SET TASK 1:
Answer these questions from the Holy Alpha case summary:
(a) Which test did the court apply to decide on the injunction?
(b) Where and on what date was the matter heard?
(c) What citation does the decision carry?
SET TASK 2: Reproduce word for word the stretch of the Holy Alpha case summary from "The following decision" through "September 15, 2009.".
SET TASK 3: Carry on the Holy Alpha case summary from the point where it stops.

── TEXT ──

In the Holy Alpha case the court had to review whether the charity could get an injunction against the CRA to prevent them from publishing the notice of intention to revoke which would result in the charity losing its registered charity status. The court used, as in previous cases, the tripartite test in RJR-MacDonald Inc. v. Canada (Attorney General),  1 S.C.R. 311 dealing with injunctions generally and applied it to this charity. RJR-Macdonald in the charity context is summarized in this decision namely “To obtain an order under paragraph 168(2)(b) of the ITA on the basis of the RJR-MacDonald text, the Charity must establish that there is a serious issue to be tried, it will suffer irreparable harm if the order is not granted and the balance of convenience favours granting the order.” The key issue here is irreparable harm and the case discussed how in this particular circumstance irreparable harm has not been shown.
The following decision is located at: http://decisions.fca-caf.gc.ca/en/2009/2009fca265/2009fca265.html
Citation: 2009 FCA 265
PRESENT: RYER J.A.
HOLY ALPHA AND OMEGA CHURCH OF TORONTO
ATTORNEY GENERAL OF CANADA
Heard at Ottawa, Ontario, on September 9, 2009.
Order delivered at Ottawa, Ontario, on September 15, 2009.

───
── EXTRACTED ENTRIES ──

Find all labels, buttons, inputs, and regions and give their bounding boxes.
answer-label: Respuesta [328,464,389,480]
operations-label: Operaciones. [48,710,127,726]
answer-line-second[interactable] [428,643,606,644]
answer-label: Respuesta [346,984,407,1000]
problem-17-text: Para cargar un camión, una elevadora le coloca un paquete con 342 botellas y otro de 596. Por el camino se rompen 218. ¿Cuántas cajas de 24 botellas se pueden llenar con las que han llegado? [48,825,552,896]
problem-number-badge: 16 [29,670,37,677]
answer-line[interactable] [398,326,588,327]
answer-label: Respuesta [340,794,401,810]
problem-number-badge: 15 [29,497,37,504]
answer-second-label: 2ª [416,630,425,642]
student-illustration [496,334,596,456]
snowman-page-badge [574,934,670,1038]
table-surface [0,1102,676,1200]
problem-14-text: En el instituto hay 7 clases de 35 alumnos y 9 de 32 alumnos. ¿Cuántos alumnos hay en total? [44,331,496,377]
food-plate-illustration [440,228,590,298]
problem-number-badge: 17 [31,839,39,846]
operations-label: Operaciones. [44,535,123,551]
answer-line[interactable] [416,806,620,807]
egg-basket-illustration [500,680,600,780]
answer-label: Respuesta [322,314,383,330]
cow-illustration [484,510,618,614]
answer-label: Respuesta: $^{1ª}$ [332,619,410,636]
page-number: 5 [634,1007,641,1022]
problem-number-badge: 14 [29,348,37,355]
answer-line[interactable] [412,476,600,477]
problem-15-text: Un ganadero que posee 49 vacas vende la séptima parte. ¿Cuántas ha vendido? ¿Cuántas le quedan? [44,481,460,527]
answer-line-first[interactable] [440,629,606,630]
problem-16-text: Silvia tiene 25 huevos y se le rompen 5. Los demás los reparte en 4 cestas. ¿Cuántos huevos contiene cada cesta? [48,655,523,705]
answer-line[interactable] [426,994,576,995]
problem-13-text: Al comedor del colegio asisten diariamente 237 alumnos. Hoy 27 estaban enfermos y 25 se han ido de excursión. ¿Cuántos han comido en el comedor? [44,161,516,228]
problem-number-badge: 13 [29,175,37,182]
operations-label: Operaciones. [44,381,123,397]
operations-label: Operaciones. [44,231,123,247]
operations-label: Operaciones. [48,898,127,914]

───

FINAL ANSWER 1:
(a) The tripartite test in RJR-MacDonald Inc. v. Canada (Attorney General).
(b) At Ottawa, Ontario, on September 9, 2009.
(c) 2009 FCA 265.

FINAL ANSWER 2:
The following decision is located at: http://decisions.fca-caf.gc.ca/en/2009/2009fca265/2009fca265.html
Citation: 2009 FCA 265
PRESENT: RYER J.A.
HOLY ALPHA AND OMEGA CHURCH OF TORONTO
ATTORNEY GENERAL OF CANADA
Heard at Ottawa, Ontario, on September 9, 2009.
Order delivered at Ottawa, Ontario, on September 15, 2009.

FINAL ANSWER 3:
REASONS FOR ORDER BY: RYER J.A.
Citation: 2009 FCA 265
PRESENT: RYER J.A.
HOLY ALPHA AND OMEGA CHURCH OF TORONTO
ATTORNEY GENERAL OF CANADA
REASONS FOR ORDER
 A notice (the “Notice of Intent to Revoke”) dated April 10, 2008, was given by the Minister of National Revenue (the “Minister”) to Holy Alpha and Omega Church of Toronto (the “Charity”) pursuant to subsection 168(1) of the Income Tax Act, R.S.C. 1985, c. 1 (5th Supp.) (the “ITA”), stating the Minister’s intention to revoke the registration of the Charity as a registered charity, within the meaning of subsection 248(1) of the ITA (a “registered charity”).
 The Charity applied to this Court, pursuant to paragraph 168(2)(b) of the ITA, for an order extending the 30-day period referred to in that provision and therefore prohibiting the Minister from publishing the Notice of Intent to Revoke in the Canada Gazette until the Charity’s rights of objection and appeal in respect of the proposed revocation of its status as a registered charity have been exhausted.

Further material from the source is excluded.